_What this task involves_
Using the data beneath, show every line that includes the word "title".

_Available data_
------------------------------------------------

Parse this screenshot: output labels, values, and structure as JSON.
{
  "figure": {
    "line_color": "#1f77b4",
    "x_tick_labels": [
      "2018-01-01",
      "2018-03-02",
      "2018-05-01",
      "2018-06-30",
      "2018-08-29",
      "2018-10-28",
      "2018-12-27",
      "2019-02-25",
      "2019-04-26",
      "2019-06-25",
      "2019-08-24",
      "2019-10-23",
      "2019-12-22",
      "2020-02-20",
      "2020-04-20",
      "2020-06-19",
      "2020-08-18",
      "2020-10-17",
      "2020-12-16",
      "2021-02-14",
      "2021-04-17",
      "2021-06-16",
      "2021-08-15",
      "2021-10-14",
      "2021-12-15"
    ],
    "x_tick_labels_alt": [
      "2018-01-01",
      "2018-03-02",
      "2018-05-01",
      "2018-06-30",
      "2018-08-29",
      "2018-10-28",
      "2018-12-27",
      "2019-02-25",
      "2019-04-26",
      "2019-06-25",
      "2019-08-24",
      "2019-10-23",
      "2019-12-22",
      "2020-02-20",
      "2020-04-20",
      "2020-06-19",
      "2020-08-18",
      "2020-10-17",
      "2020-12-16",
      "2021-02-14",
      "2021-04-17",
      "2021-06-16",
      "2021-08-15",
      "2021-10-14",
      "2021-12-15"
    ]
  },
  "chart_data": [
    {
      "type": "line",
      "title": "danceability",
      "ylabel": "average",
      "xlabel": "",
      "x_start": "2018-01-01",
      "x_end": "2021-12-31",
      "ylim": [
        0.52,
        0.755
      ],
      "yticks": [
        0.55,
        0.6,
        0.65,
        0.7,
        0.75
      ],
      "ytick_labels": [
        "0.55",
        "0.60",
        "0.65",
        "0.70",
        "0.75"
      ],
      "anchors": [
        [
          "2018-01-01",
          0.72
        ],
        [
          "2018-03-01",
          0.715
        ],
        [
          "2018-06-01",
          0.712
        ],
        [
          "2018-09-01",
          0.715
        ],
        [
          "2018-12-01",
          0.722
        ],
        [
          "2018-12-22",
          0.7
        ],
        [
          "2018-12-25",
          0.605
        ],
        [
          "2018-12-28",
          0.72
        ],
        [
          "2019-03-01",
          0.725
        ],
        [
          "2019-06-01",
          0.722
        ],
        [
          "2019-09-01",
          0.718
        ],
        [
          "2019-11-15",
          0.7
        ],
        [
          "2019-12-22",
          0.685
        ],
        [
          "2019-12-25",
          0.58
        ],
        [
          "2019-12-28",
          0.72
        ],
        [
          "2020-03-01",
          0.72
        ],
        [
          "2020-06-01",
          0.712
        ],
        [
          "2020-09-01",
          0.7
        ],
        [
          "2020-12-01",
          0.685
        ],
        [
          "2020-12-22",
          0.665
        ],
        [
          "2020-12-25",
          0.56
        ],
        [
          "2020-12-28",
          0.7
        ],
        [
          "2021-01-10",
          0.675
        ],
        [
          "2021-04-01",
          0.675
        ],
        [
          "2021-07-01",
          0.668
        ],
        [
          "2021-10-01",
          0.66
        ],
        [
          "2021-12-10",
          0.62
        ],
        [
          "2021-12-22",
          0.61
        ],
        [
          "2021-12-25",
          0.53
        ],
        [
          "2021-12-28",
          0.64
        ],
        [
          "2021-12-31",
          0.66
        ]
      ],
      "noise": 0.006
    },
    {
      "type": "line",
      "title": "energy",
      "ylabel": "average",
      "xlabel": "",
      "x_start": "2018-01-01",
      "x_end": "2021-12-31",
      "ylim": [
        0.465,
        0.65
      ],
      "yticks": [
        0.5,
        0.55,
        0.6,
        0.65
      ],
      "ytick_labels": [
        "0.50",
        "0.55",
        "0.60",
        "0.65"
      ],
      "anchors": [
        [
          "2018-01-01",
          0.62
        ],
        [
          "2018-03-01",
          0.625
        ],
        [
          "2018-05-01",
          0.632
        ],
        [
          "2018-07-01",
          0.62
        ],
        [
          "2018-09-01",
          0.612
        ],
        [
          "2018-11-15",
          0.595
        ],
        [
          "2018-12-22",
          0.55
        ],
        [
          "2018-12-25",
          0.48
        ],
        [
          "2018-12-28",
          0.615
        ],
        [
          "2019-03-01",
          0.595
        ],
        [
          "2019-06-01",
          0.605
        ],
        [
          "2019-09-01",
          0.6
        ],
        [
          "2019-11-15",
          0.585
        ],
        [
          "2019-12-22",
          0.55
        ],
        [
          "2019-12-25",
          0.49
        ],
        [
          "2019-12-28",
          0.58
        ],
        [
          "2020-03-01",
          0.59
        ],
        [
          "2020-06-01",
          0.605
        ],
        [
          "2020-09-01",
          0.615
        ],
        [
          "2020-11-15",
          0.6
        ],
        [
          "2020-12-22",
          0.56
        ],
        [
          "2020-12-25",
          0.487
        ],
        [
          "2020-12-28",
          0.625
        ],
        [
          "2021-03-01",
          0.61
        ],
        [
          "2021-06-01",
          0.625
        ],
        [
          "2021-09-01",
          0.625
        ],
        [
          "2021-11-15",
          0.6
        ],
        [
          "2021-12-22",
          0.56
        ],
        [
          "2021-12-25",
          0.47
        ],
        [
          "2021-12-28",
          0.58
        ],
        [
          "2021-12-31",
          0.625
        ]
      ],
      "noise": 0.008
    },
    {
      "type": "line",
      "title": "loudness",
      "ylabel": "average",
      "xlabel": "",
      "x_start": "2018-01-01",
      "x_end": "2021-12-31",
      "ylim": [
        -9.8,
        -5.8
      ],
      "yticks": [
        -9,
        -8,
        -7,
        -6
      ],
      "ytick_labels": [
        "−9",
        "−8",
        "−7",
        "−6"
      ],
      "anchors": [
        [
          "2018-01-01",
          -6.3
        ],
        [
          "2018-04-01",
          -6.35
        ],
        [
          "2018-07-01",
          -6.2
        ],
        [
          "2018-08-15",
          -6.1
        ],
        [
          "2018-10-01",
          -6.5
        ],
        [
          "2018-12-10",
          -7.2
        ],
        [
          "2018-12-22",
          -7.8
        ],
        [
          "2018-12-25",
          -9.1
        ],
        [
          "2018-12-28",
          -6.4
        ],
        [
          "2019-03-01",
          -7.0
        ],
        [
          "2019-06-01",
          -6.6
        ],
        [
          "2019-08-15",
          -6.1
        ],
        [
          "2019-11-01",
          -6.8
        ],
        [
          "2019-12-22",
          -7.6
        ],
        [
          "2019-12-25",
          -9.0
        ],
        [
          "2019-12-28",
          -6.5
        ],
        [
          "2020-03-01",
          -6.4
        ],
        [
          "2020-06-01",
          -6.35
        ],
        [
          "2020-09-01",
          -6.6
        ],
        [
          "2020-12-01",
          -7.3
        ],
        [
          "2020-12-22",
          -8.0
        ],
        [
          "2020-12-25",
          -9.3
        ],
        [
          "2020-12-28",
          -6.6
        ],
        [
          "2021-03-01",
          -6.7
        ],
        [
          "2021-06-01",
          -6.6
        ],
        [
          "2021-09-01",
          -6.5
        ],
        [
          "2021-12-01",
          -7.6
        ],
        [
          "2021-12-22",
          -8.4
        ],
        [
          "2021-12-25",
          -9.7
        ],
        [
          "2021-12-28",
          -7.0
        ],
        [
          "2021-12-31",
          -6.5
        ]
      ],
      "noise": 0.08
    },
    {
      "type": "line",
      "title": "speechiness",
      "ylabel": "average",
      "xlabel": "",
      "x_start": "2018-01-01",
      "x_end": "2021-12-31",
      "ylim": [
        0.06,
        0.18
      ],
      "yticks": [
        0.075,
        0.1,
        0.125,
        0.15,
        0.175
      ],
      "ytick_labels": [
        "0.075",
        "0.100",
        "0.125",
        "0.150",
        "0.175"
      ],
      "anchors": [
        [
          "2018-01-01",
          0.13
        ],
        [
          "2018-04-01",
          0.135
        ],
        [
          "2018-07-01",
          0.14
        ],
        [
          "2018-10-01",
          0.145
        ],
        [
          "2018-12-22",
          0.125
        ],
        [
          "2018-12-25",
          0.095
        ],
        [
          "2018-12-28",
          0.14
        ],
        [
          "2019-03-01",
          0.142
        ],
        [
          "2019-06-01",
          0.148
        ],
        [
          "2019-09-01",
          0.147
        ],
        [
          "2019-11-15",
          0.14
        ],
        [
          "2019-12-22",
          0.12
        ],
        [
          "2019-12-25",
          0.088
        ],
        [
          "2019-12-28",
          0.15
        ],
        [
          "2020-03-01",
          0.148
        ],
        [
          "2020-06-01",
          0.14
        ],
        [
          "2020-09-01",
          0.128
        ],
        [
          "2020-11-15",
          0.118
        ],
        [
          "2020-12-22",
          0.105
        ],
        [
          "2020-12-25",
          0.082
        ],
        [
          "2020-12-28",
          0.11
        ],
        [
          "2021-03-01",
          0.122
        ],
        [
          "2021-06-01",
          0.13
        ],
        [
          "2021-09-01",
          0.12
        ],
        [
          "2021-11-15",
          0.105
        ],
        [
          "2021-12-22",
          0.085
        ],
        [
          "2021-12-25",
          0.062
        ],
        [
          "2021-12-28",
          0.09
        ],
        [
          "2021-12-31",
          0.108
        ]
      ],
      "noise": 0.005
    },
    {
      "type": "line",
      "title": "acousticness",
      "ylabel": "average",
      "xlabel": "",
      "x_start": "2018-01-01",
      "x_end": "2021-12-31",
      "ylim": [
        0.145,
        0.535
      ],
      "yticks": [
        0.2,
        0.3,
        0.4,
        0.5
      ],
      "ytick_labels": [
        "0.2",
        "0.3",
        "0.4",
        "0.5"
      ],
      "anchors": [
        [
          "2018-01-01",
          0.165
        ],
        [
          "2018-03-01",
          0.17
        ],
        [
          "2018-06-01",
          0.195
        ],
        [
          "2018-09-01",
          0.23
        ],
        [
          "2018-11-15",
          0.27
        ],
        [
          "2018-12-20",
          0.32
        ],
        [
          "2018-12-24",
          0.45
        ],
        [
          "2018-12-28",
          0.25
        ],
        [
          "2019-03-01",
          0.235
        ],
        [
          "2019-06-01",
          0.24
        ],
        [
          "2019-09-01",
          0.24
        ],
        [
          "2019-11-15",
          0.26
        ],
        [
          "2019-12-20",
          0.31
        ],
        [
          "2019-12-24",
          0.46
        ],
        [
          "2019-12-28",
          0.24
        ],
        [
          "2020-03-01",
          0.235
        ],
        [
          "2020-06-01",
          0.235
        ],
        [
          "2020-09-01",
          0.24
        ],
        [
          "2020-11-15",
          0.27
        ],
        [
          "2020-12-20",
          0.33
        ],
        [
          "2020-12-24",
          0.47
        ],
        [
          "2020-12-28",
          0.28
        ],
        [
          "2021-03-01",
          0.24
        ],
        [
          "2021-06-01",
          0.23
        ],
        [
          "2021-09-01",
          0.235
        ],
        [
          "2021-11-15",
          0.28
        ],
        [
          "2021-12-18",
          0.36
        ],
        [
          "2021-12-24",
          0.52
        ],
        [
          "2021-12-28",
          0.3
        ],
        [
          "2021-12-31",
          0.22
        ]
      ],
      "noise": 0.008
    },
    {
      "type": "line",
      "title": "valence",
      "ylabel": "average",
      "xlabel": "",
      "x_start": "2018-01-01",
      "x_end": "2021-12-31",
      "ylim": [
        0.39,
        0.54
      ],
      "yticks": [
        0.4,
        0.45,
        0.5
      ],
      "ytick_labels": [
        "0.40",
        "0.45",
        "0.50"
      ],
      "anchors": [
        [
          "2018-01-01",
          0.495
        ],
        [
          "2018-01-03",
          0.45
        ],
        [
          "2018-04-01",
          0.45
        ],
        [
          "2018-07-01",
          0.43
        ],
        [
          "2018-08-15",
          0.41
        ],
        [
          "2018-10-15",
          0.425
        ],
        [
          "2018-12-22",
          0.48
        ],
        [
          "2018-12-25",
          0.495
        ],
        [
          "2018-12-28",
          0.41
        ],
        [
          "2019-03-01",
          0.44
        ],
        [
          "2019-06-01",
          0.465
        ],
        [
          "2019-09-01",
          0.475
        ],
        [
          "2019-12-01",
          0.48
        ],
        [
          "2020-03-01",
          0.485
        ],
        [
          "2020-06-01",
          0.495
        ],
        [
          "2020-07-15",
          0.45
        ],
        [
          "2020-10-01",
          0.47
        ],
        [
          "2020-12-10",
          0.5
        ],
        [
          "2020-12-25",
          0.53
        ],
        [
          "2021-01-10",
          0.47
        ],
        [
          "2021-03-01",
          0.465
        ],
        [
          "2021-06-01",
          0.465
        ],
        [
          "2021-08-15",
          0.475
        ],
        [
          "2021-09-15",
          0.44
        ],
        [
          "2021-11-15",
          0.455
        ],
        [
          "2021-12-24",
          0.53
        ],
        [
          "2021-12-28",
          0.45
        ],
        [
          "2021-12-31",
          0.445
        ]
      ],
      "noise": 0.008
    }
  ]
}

------------------------------------------------

_Answer_
      "title": "danceability",
      "title": "energy",
      "title": "loudness",
      "title": "speechiness",
      "title": "acousticness",
      "title": "valence",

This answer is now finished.